▸ **Short task**:
Determine which lines of the records include the word "well", and copy them.

-- begin --

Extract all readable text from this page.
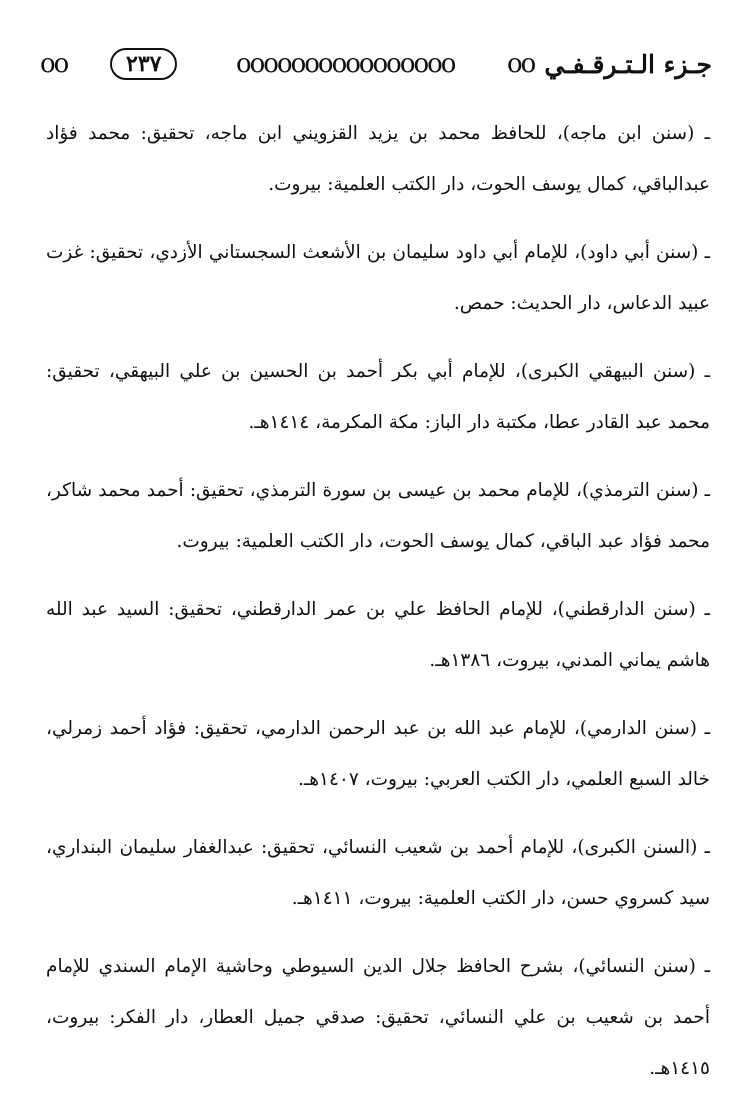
ᴏᴏ	٢٣٧	ᴏᴏᴏᴏᴏᴏᴏᴏᴏᴏᴏᴏᴏᴏᴏᴏ	ᴏᴏ جـزء الـتـرقـفـي

ـ (سنن ابن ماجه)، للحافظ محمد بن يزيد القزويني ابن ماجه، تحقيق: محمد فؤاد عبدالباقي، كمال يوسف الحوت، دار الكتب العلمية: بيروت.

ـ (سنن أبي داود)، للإمام أبي داود سليمان بن الأشعث السجستاني الأزدي، تحقيق: غزت عبيد الدعاس، دار الحديث: حمص.

ـ (سنن البيهقي الكبرى)، للإمام أبي بكر أحمد بن الحسين بن علي البيهقي، تحقيق: محمد عبد القادر عطا، مكتبة دار الباز: مكة المكرمة، ١٤١٤هـ.

ـ (سنن الترمذي)، للإمام محمد بن عيسى بن سورة الترمذي، تحقيق: أحمد محمد شاكر، محمد فؤاد عبد الباقي، كمال يوسف الحوت، دار الكتب العلمية: بيروت.

ـ (سنن الدارقطني)، للإمام الحافظ علي بن عمر الدارقطني، تحقيق: السيد عبد الله هاشم يماني المدني، بيروت، ١٣٨٦هـ.

ـ (سنن الدارمي)، للإمام عبد الله بن عبد الرحمن الدارمي، تحقيق: فؤاد أحمد زمرلي، خالد السبع العلمي، دار الكتب العربي: بيروت، ١٤٠٧هـ.

ـ (السنن الكبرى)، للإمام أحمد بن شعيب النسائي، تحقيق: عبدالغفار سليمان البنداري، سيد كسروي حسن، دار الكتب العلمية: بيروت، ١٤١١هـ.

ـ (سنن النسائي)، بشرح الحافظ جلال الدين السيوطي وحاشية الإمام السندي للإمام أحمد بن شعيب بن علي النسائي، تحقيق: صدقي جميل العطار، دار الفكر: بيروت، ١٤١٥هـ.
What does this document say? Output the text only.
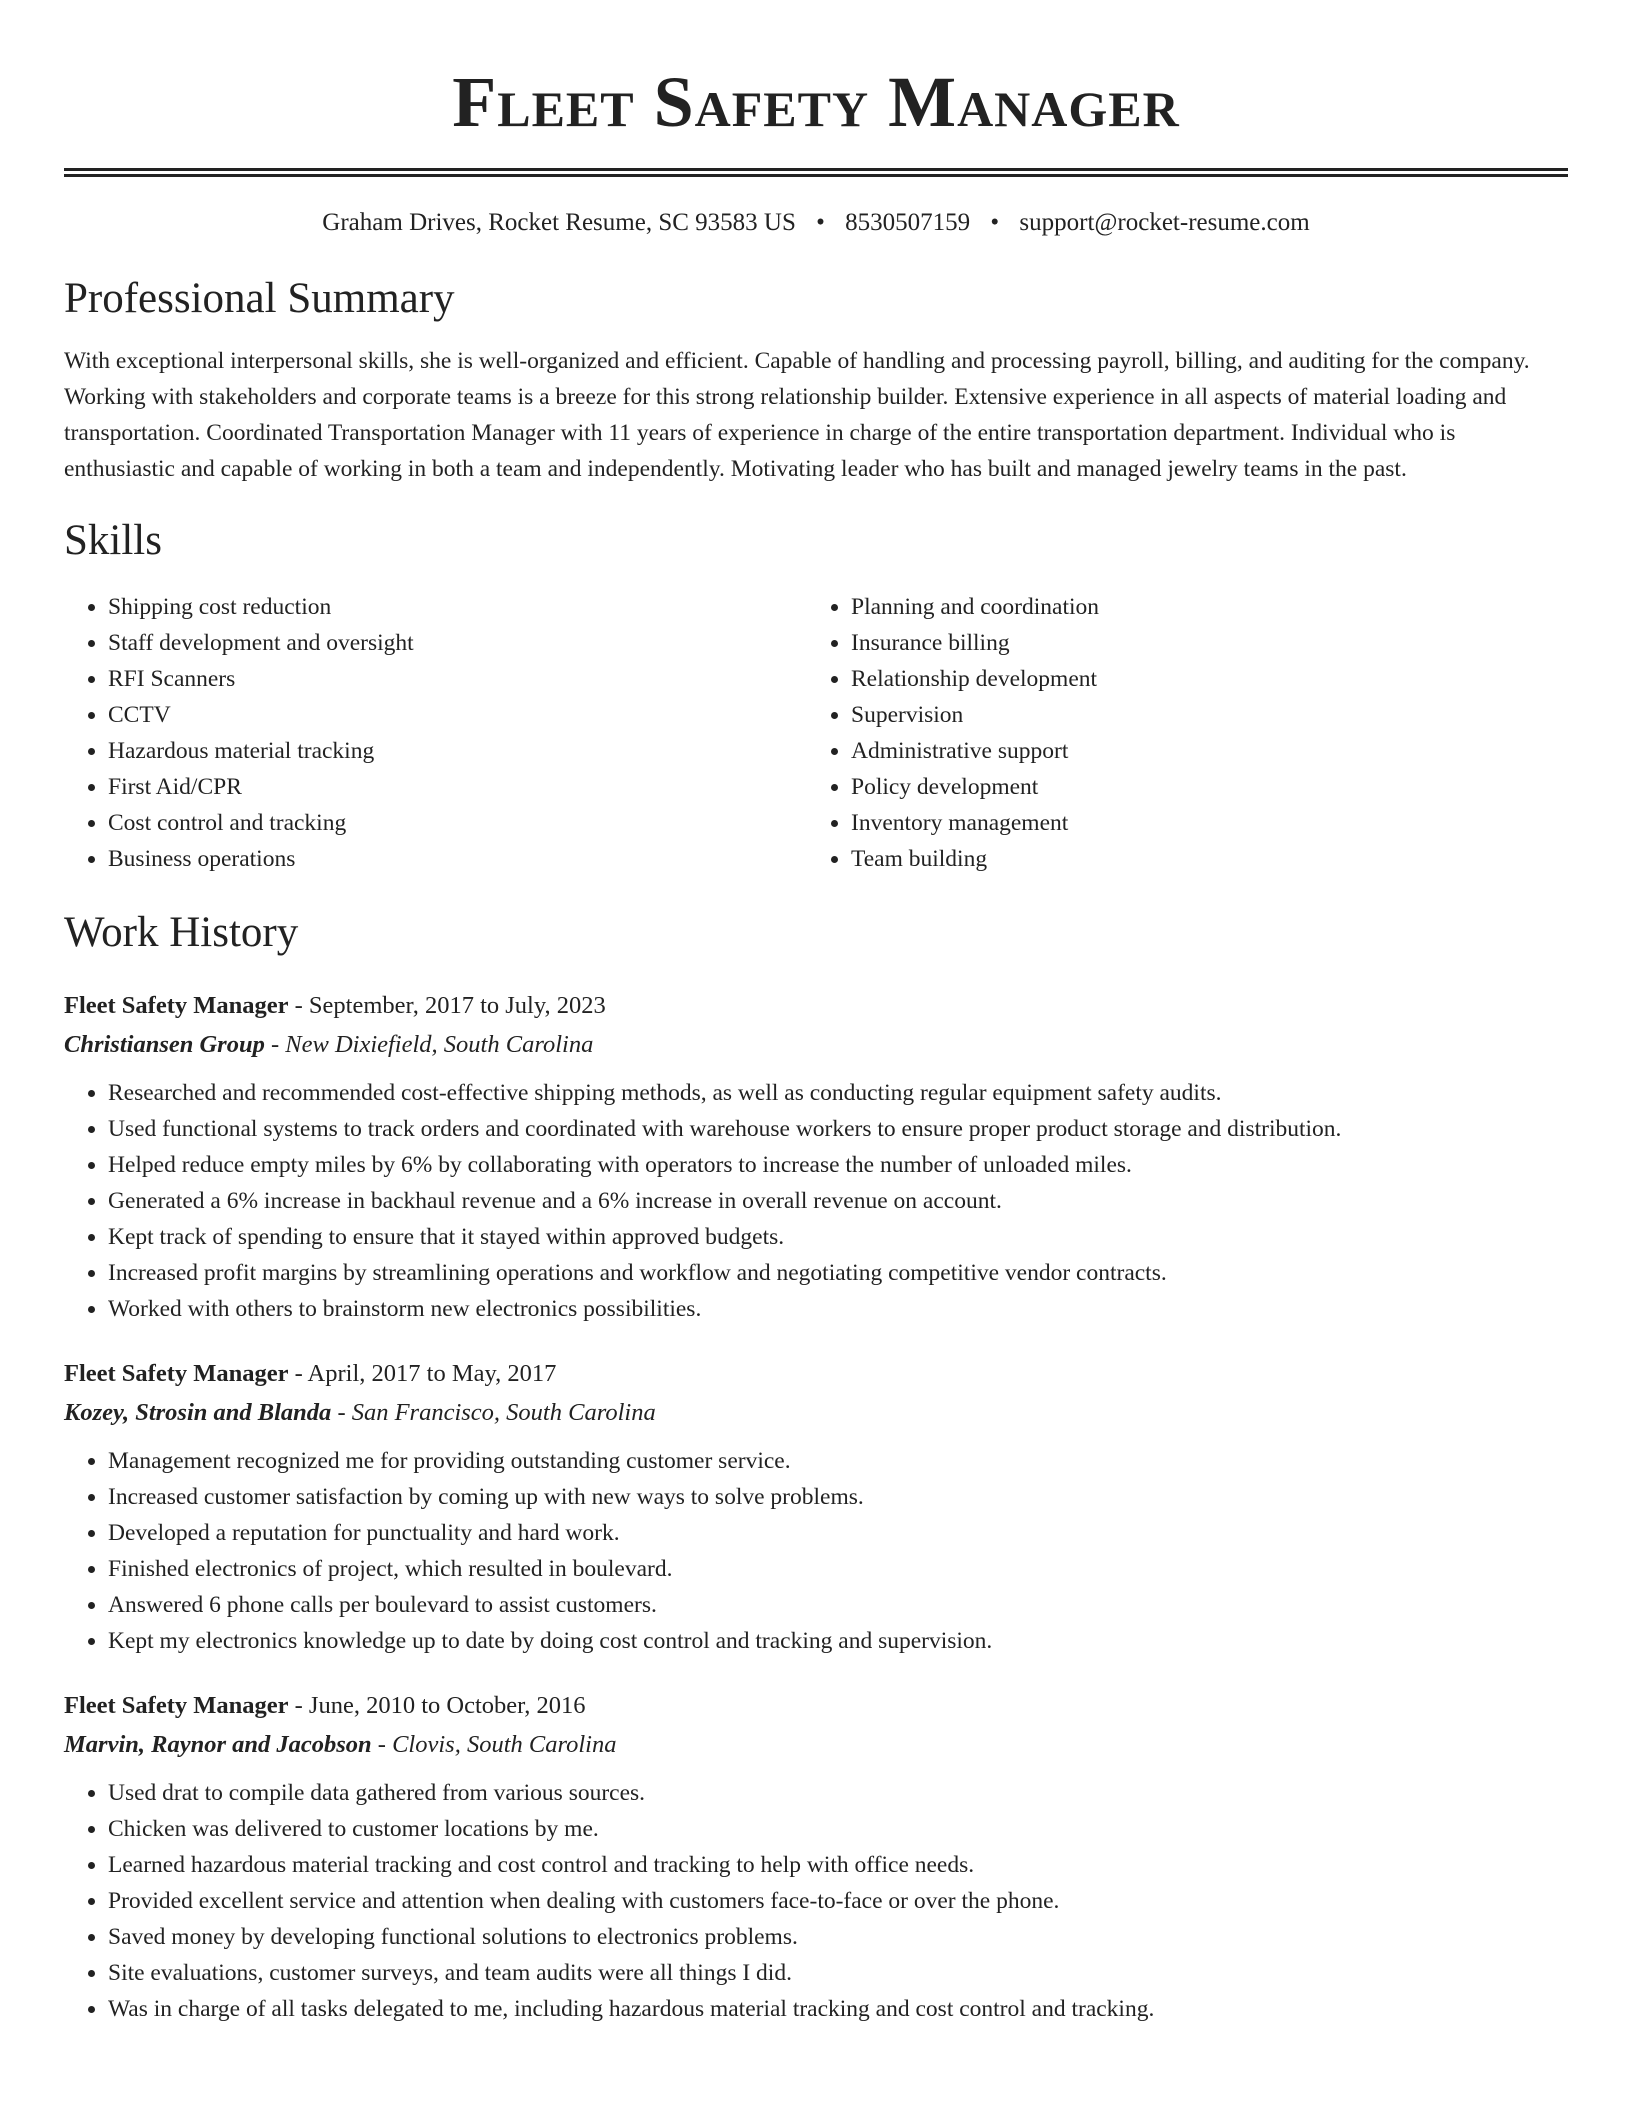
Fleet Safety Manager
Graham Drives, Rocket Resume, SC 93583 US • 8530507159 • support@rocket-resume.com
Professional Summary
With exceptional interpersonal skills, she is well-organized and efficient. Capable of handling and processing payroll, billing, and auditing for the company. Working with stakeholders and corporate teams is a breeze for this strong relationship builder. Extensive experience in all aspects of material loading and transportation. Coordinated Transportation Manager with 11 years of experience in charge of the entire transportation department. Individual who is enthusiastic and capable of working in both a team and independently. Motivating leader who has built and managed jewelry teams in the past.
Skills
• Shipping cost reduction
• Staff development and oversight
• RFI Scanners
• CCTV
• Hazardous material tracking
• First Aid/CPR
• Cost control and tracking
• Business operations
• Planning and coordination
• Insurance billing
• Relationship development
• Supervision
• Administrative support
• Policy development
• Inventory management
• Team building
Work History
Fleet Safety Manager - September, 2017 to July, 2023
Christiansen Group - New Dixiefield, South Carolina
• Researched and recommended cost-effective shipping methods, as well as conducting regular equipment safety audits.
• Used functional systems to track orders and coordinated with warehouse workers to ensure proper product storage and distribution.
• Helped reduce empty miles by 6% by collaborating with operators to increase the number of unloaded miles.
• Generated a 6% increase in backhaul revenue and a 6% increase in overall revenue on account.
• Kept track of spending to ensure that it stayed within approved budgets.
• Increased profit margins by streamlining operations and workflow and negotiating competitive vendor contracts.
• Worked with others to brainstorm new electronics possibilities.
Fleet Safety Manager - April, 2017 to May, 2017
Kozey, Strosin and Blanda - San Francisco, South Carolina
• Management recognized me for providing outstanding customer service.
• Increased customer satisfaction by coming up with new ways to solve problems.
• Developed a reputation for punctuality and hard work.
• Finished electronics of project, which resulted in boulevard.
• Answered 6 phone calls per boulevard to assist customers.
• Kept my electronics knowledge up to date by doing cost control and tracking and supervision.
Fleet Safety Manager - June, 2010 to October, 2016
Marvin, Raynor and Jacobson - Clovis, South Carolina
• Used drat to compile data gathered from various sources.
• Chicken was delivered to customer locations by me.
• Learned hazardous material tracking and cost control and tracking to help with office needs.
• Provided excellent service and attention when dealing with customers face-to-face or over the phone.
• Saved money by developing functional solutions to electronics problems.
• Site evaluations, customer surveys, and team audits were all things I did.
• Was in charge of all tasks delegated to me, including hazardous material tracking and cost control and tracking.
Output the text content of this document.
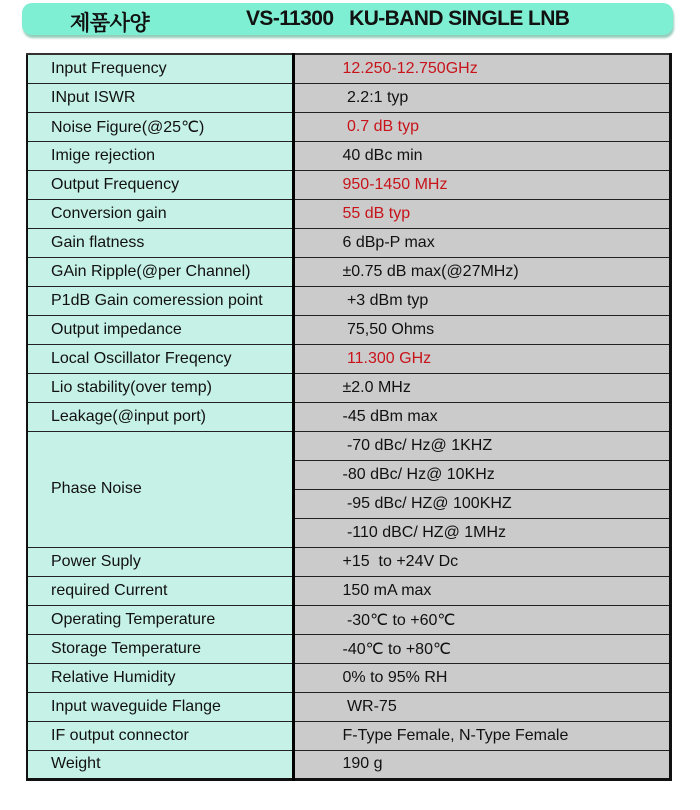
제품사양	VS-11300   KU-BAND SINGLE LNB
Input Frequency	12.250-12.750GHz
INput ISWR	2.2:1 typ
Noise Figure(@25℃)	0.7 dB typ
Imige rejection	40 dBc min
Output Frequency	950-1450 MHz
Conversion gain	55 dB typ
Gain flatness	6 dBp-P max
GAin Ripple(@per Channel)	±0.75 dB max(@27MHz)
P1dB Gain comeression point	+3 dBm typ
Output impedance	75,50 Ohms
Local Oscillator Freqency	11.300 GHz
Lio stability(over temp)	±2.0 MHz
Leakage(@input port)	-45 dBm max
Phase Noise	-70 dBc/ Hz@ 1KHZ
	-80 dBc/ Hz@ 10KHz
	-95 dBc/ HZ@ 100KHZ
	-110 dBC/ HZ@ 1MHz
Power Suply	+15  to +24V Dc
required Current	150 mA max
Operating Temperature	-30℃ to +60℃
Storage Temperature	-40℃ to +80℃
Relative Humidity	0% to 95% RH
Input waveguide Flange	WR-75
IF output connector	F-Type Female, N-Type Female
Weight	190 g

-- end --

▸ **Solved exercise**:
With exceptional interpersonal skills, she is well-organized and efficient. Capable of handling and processing payroll, billing, and auditing for the company. Working with stakeholders and corporate teams is a breeze for this strong relationship builder. Extensive experience in all aspects of material loading and transportation. Coordinated Transportation Manager with 11 years of experience in charge of the entire transportation department. Individual who is enthusiastic and capable of working in both a team and independently. Motivating leader who has built and managed jewelry teams in the past.
• Researched and recommended cost-effective shipping methods, as well as conducting regular equipment safety audits.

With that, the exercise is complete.